Note each line that includes the word "nombre". Copy those lines.
■ ■ ■
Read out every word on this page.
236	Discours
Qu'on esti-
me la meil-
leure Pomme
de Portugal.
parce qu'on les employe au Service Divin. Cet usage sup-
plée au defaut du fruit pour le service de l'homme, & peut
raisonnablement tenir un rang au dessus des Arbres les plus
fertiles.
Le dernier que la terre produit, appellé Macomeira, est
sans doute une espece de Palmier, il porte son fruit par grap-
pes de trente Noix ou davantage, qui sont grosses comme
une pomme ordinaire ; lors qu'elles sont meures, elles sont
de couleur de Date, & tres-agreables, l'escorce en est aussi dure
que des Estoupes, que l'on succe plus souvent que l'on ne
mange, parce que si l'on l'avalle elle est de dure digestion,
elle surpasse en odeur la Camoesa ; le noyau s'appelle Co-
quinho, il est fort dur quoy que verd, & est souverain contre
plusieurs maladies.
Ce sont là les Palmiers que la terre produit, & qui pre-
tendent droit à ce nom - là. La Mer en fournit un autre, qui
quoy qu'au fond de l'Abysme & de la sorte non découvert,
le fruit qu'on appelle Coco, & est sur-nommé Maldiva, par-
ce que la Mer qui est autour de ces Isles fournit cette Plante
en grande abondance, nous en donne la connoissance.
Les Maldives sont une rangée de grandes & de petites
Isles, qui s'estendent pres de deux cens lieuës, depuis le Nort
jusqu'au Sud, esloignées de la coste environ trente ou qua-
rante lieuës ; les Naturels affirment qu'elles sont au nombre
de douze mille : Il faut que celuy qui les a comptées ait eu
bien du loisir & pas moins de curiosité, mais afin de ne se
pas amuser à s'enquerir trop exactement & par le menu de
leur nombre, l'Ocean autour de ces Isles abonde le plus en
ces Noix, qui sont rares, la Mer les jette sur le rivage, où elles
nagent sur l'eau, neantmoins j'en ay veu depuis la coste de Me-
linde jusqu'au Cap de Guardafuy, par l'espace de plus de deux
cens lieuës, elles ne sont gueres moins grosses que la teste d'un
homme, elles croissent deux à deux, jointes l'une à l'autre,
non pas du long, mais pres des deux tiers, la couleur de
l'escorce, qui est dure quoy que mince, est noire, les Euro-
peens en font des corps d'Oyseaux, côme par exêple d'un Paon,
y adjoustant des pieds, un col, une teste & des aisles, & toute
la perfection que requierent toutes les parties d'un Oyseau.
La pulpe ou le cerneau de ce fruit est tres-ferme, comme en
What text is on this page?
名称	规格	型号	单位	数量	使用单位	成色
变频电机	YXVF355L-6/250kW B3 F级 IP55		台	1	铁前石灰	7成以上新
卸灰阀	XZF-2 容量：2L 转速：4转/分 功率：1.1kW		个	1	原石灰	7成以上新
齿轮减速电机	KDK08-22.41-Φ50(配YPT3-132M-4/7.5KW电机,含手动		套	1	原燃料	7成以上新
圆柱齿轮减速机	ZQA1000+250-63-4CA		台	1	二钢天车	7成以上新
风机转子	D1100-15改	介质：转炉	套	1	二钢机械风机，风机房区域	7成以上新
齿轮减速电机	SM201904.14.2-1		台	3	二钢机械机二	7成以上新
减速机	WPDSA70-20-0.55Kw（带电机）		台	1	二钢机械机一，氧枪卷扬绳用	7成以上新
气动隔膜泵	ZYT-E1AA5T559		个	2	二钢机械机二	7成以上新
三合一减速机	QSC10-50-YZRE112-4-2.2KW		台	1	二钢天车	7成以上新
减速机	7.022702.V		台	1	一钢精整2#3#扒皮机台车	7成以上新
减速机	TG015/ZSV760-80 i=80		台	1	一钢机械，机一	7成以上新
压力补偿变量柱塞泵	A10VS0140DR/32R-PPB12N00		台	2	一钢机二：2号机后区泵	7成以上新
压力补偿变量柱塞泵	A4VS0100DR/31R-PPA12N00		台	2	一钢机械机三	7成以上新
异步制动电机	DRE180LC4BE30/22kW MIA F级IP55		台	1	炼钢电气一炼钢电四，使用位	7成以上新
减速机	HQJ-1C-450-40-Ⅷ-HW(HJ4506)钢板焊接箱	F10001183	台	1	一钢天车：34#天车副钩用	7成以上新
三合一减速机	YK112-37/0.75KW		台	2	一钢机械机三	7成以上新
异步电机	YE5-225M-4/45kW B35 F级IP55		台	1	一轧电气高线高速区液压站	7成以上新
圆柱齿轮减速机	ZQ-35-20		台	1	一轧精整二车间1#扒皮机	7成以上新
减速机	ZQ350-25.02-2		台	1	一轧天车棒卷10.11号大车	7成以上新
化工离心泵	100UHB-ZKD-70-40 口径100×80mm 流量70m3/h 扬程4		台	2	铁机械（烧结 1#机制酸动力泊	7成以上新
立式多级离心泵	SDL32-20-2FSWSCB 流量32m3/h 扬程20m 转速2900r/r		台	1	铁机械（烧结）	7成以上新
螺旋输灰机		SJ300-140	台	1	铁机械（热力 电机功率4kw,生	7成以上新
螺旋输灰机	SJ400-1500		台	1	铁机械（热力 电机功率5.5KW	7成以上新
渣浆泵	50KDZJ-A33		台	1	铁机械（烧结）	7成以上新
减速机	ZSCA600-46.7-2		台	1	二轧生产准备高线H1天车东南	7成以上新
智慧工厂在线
■ ■ ■
### CORRECT ANSWER
rante lieuës ; les Naturels affirment qu'elles sont au nombre
leur nombre, l'Ocean autour de ces Isles abonde le plus en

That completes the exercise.